--- start ---
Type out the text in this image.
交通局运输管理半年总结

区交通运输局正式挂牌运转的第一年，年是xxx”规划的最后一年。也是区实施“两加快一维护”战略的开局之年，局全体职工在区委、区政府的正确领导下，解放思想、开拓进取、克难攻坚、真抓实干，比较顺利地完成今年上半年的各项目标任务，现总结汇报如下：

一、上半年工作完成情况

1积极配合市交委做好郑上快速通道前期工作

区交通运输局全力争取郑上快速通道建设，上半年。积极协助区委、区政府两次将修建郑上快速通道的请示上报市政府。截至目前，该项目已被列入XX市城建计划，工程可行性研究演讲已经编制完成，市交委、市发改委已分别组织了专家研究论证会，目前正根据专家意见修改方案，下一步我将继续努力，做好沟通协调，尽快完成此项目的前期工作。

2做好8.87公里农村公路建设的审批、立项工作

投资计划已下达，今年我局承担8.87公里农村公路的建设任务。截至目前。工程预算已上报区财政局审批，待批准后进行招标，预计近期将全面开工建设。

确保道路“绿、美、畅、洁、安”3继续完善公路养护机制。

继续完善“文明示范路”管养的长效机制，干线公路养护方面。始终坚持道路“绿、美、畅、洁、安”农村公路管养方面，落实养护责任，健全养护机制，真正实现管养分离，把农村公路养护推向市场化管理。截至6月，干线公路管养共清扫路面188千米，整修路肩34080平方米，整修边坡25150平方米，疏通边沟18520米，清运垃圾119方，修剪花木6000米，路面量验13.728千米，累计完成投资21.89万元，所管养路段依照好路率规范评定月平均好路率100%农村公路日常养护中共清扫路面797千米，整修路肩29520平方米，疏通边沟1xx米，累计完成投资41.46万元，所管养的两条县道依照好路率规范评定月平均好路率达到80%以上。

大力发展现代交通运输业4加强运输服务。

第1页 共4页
--- end ---
STATED GOAL:
Type out the entries again, word for word.

FINAL RESULT:
Type out the text in this image.
交通局运输管理半年总结

区交通运输局正式挂牌运转的第一年，年是xxx”规划的最后一年。也是区实施“两加快一维护”战略的开局之年，局全体职工在区委、区政府的正确领导下，解放思想、开拓进取、克难攻坚、真抓实干，比较顺利地完成今年上半年的各项目标任务，现总结汇报如下：

一、上半年工作完成情况

1积极配合市交委做好郑上快速通道前期工作

区交通运输局全力争取郑上快速通道建设，上半年。积极协助区委、区政府两次将修建郑上快速通道的请示上报市政府。截至目前，该项目已被列入XX市城建计划，工程可行性研究演讲已经编制完成，市交委、市发改委已分别组织了专家研究论证会，目前正根据专家意见修改方案，下一步我将继续努力，做好沟通协调，尽快完成此项目的前期工作。

2做好8.87公里农村公路建设的审批、立项工作

投资计划已下达，今年我局承担8.87公里农村公路的建设任务。截至目前。工程预算已上报区财政局审批，待批准后进行招标，预计近期将全面开工建设。

确保道路“绿、美、畅、洁、安”3继续完善公路养护机制。

继续完善“文明示范路”管养的长效机制，干线公路养护方面。始终坚持道路“绿、美、畅、洁、安”农村公路管养方面，落实养护责任，健全养护机制，真正实现管养分离，把农村公路养护推向市场化管理。截至6月，干线公路管养共清扫路面188千米，整修路肩34080平方米，整修边坡25150平方米，疏通边沟18520米，清运垃圾119方，修剪花木6000米，路面量验13.728千米，累计完成投资21.89万元，所管养路段依照好路率规范评定月平均好路率100%农村公路日常养护中共清扫路面797千米，整修路肩29520平方米，疏通边沟1xx米，累计完成投资41.46万元，所管养的两条县道依照好路率规范评定月平均好路率达到80%以上。

大力发展现代交通运输业4加强运输服务。

第1页 共4页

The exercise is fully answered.